**Task description:**
Which lines in the data entries below contain the string "Circumferential"? Copy each of them out.

Data entries:
** Begin **

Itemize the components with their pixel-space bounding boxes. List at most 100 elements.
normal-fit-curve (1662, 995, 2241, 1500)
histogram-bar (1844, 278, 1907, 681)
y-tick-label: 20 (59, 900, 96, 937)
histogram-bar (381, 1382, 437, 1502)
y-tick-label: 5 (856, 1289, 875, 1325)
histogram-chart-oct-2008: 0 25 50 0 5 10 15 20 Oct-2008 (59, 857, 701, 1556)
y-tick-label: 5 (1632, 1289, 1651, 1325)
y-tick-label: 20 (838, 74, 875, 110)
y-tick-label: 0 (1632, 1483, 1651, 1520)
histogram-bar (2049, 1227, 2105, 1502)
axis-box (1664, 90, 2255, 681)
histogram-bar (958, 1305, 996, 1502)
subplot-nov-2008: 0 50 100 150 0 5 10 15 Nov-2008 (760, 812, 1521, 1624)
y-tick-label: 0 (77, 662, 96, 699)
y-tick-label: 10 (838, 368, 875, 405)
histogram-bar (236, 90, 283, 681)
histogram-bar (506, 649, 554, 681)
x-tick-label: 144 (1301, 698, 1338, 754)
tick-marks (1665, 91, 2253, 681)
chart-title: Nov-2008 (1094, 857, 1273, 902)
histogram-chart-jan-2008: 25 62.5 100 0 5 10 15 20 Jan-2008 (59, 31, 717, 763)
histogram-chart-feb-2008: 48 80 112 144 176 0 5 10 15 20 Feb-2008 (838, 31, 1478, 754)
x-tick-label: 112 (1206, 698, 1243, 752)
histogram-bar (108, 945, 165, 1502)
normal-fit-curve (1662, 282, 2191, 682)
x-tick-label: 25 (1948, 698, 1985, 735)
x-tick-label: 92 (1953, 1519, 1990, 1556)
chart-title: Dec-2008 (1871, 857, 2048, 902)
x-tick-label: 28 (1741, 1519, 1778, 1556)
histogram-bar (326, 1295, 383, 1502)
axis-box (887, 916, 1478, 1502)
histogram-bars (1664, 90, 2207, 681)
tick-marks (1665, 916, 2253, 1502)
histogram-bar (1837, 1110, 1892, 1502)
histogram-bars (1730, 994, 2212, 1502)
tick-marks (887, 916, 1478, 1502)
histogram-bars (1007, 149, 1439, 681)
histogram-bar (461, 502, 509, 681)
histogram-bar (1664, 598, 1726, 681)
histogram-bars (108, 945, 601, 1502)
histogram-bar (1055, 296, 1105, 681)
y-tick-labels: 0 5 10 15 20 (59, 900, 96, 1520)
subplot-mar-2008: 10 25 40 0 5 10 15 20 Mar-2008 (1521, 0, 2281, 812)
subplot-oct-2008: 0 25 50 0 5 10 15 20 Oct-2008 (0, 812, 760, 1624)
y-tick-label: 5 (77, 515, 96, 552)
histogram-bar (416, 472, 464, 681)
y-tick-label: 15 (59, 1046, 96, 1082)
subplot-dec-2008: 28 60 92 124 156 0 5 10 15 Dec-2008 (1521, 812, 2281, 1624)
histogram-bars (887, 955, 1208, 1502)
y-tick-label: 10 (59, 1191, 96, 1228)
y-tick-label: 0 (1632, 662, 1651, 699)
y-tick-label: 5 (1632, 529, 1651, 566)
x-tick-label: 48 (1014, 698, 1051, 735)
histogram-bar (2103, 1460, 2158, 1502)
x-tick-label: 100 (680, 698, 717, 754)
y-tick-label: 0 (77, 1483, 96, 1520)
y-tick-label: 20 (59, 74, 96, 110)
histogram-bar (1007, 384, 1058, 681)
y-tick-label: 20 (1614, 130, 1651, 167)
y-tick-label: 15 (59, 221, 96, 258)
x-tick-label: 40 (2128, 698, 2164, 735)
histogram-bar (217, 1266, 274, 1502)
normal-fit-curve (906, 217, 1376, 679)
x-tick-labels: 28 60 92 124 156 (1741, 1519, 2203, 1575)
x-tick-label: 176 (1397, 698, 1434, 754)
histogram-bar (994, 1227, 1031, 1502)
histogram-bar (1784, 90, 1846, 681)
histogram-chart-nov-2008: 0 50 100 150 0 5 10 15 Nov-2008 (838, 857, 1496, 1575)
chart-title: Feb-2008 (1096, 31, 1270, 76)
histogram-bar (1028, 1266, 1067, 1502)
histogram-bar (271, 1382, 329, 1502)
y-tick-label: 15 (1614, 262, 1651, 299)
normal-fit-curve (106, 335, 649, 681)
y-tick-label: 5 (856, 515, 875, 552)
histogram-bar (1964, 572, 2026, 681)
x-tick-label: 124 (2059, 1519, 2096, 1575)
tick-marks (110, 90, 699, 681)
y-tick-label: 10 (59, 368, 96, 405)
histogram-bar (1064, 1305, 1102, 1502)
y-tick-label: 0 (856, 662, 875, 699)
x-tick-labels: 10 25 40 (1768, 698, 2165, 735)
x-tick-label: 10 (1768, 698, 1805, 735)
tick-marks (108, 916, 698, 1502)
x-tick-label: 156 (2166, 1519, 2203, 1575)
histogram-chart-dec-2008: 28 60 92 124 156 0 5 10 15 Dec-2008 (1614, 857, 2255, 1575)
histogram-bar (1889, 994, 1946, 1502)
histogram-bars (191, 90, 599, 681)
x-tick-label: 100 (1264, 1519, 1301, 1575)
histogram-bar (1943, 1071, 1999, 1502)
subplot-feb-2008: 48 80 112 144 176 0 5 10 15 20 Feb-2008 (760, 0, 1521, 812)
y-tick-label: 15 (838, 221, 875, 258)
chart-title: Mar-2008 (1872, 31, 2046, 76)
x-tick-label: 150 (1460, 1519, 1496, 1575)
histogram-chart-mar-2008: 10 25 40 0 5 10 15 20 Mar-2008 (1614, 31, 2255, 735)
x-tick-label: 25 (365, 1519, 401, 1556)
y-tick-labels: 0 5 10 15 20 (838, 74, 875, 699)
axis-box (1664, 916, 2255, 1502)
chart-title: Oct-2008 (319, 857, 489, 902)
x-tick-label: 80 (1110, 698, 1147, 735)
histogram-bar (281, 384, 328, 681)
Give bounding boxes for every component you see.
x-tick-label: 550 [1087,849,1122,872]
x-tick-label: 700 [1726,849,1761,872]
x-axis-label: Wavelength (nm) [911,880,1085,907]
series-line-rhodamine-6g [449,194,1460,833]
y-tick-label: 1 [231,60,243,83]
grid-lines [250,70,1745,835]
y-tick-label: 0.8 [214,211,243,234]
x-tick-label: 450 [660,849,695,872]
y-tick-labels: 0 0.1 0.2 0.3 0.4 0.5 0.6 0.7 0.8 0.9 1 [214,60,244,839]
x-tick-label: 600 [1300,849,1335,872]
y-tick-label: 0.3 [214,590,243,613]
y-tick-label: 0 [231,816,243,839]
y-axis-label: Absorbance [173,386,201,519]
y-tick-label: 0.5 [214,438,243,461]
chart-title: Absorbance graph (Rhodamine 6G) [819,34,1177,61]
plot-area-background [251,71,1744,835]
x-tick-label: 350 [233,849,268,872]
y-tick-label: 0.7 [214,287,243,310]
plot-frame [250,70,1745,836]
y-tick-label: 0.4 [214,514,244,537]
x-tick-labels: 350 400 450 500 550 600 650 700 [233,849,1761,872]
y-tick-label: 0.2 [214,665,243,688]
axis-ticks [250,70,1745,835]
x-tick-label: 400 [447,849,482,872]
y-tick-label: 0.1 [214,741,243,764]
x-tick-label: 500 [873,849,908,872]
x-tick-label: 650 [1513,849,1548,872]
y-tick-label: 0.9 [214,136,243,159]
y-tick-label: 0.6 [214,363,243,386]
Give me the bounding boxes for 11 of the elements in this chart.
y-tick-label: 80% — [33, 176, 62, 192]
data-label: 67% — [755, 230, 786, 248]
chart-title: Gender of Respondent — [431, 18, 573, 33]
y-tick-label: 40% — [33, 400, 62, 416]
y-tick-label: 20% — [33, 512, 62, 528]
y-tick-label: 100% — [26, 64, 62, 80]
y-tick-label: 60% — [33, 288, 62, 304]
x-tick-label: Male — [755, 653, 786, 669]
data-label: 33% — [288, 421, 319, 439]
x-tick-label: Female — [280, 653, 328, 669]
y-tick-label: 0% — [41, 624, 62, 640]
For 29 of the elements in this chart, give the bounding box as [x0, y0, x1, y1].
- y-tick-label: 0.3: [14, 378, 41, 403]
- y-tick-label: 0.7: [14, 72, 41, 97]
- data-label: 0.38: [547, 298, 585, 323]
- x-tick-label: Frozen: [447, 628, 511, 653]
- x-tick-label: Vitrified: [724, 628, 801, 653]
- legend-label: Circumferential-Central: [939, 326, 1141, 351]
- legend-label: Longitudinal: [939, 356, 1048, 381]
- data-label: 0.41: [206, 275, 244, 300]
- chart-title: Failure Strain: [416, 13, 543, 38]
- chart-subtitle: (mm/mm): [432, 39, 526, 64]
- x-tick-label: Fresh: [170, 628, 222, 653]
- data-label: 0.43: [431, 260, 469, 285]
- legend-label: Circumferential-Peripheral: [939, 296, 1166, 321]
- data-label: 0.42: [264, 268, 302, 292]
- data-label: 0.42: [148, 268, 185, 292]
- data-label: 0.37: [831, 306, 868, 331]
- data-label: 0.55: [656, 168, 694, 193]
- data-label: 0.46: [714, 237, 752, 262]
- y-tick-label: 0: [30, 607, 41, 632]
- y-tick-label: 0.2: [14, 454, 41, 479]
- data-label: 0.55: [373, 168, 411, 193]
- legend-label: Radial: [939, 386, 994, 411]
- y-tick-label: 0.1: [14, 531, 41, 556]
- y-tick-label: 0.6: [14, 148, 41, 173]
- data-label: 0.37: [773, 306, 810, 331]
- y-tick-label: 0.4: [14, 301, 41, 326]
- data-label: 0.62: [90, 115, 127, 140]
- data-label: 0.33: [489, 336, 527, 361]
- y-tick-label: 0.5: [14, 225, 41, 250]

** End **

**Right answer:**
- legend-label: Circumferential-Central: [939, 326, 1141, 351]
- legend-label: Circumferential-Peripheral: [939, 296, 1166, 321]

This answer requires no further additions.